(DATASET EXCERPTS):
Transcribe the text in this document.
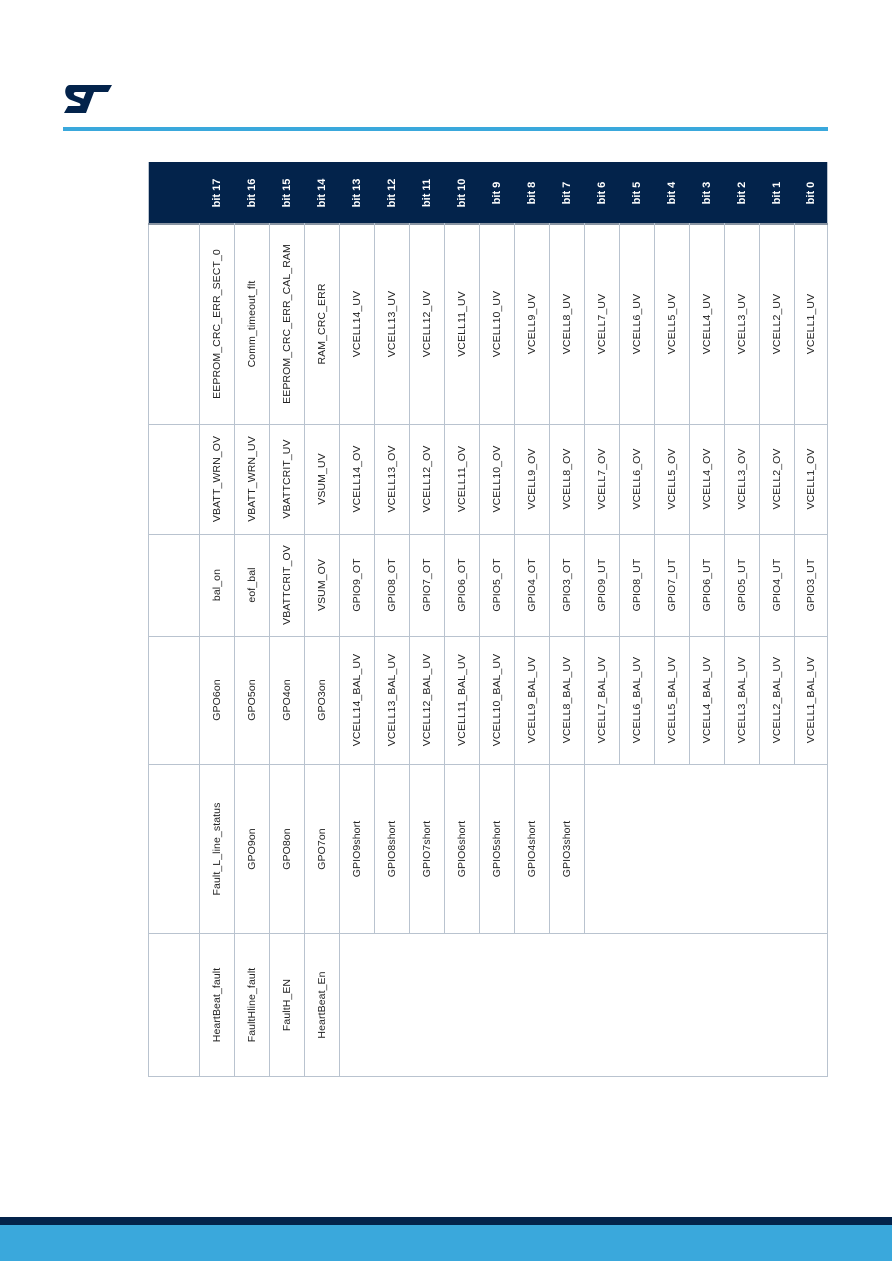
bit 17 bit 16 bit 15 bit 14 bit 13 bit 12 bit 11 bit 10 bit 9 bit 8 bit 7 bit 6 bit 5 bit 4 bit 3 bit 2 bit 1 bit 0
EEPROM_CRC_ERR_SECT_0
VBATT_WRN_OV
bal_on
GPO6on
Fault_L_line_status
HeartBeat_fault
Comm_timeout_flt
VBATT_WRN_UV
eof_bal
GPO5on
GPO9on
FaultHline_fault
EEPROM_CRC_ERR_CAL_RAM
VBATTCRIT_UV
VBATTCRIT_OV
GPO4on
GPO8on
FaultH_EN
RAM_CRC_ERR
VSUM_UV
VSUM_OV
GPO3on
GPO7on
HeartBeat_En
VCELL14_UV
VCELL14_OV
GPIO9_OT
VCELL14_BAL_UV
GPIO9short
VCELL13_UV
VCELL13_OV
GPIO8_OT
VCELL13_BAL_UV
GPIO8short
VCELL12_UV
VCELL12_OV
GPIO7_OT
VCELL12_BAL_UV
GPIO7short
VCELL11_UV
VCELL11_OV
GPIO6_OT
VCELL11_BAL_UV
GPIO6short
VCELL10_UV
VCELL10_OV
GPIO5_OT
VCELL10_BAL_UV
GPIO5short
VCELL9_UV
VCELL9_OV
GPIO4_OT
VCELL9_BAL_UV
GPIO4short
VCELL8_UV
VCELL8_OV
GPIO3_OT
VCELL8_BAL_UV
GPIO3short
VCELL7_UV
VCELL7_OV
GPIO9_UT
VCELL7_BAL_UV
VCELL6_UV
VCELL6_OV
GPIO8_UT
VCELL6_BAL_UV
VCELL5_UV
VCELL5_OV
GPIO7_UT
VCELL5_BAL_UV
VCELL4_UV
VCELL4_OV
GPIO6_UT
VCELL4_BAL_UV
VCELL3_UV
VCELL3_OV
GPIO5_UT
VCELL3_BAL_UV
VCELL2_UV
VCELL2_OV
GPIO4_UT
VCELL2_BAL_UV
VCELL1_UV
VCELL1_OV
GPIO3_UT
VCELL1_BAL_UV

(SHORT PROBLEM):
Return the listing above unchanged, apart from dropping its pictures.

(EXERCISE OUTPUT):
Transcribe the text in this document.
bit 17 bit 16 bit 15 bit 14 bit 13 bit 12 bit 11 bit 10 bit 9 bit 8 bit 7 bit 6 bit 5 bit 4 bit 3 bit 2 bit 1 bit 0
EEPROM_CRC_ERR_SECT_0
VBATT_WRN_OV
bal_on
GPO6on
Fault_L_line_status
HeartBeat_fault
Comm_timeout_flt
VBATT_WRN_UV
eof_bal
GPO5on
GPO9on
FaultHline_fault
EEPROM_CRC_ERR_CAL_RAM
VBATTCRIT_UV
VBATTCRIT_OV
GPO4on
GPO8on
FaultH_EN
RAM_CRC_ERR
VSUM_UV
VSUM_OV
GPO3on
GPO7on
HeartBeat_En
VCELL14_UV
VCELL14_OV
GPIO9_OT
VCELL14_BAL_UV
GPIO9short
VCELL13_UV
VCELL13_OV
GPIO8_OT
VCELL13_BAL_UV
GPIO8short
VCELL12_UV
VCELL12_OV
GPIO7_OT
VCELL12_BAL_UV
GPIO7short
VCELL11_UV
VCELL11_OV
GPIO6_OT
VCELL11_BAL_UV
GPIO6short
VCELL10_UV
VCELL10_OV
GPIO5_OT
VCELL10_BAL_UV
GPIO5short
VCELL9_UV
VCELL9_OV
GPIO4_OT
VCELL9_BAL_UV
GPIO4short
VCELL8_UV
VCELL8_OV
GPIO3_OT
VCELL8_BAL_UV
GPIO3short
VCELL7_UV
VCELL7_OV
GPIO9_UT
VCELL7_BAL_UV
VCELL6_UV
VCELL6_OV
GPIO8_UT
VCELL6_BAL_UV
VCELL5_UV
VCELL5_OV
GPIO7_UT
VCELL5_BAL_UV
VCELL4_UV
VCELL4_OV
GPIO6_UT
VCELL4_BAL_UV
VCELL3_UV
VCELL3_OV
GPIO5_UT
VCELL3_BAL_UV
VCELL2_UV
VCELL2_OV
GPIO4_UT
VCELL2_BAL_UV
VCELL1_UV
VCELL1_OV
GPIO3_UT
VCELL1_BAL_UV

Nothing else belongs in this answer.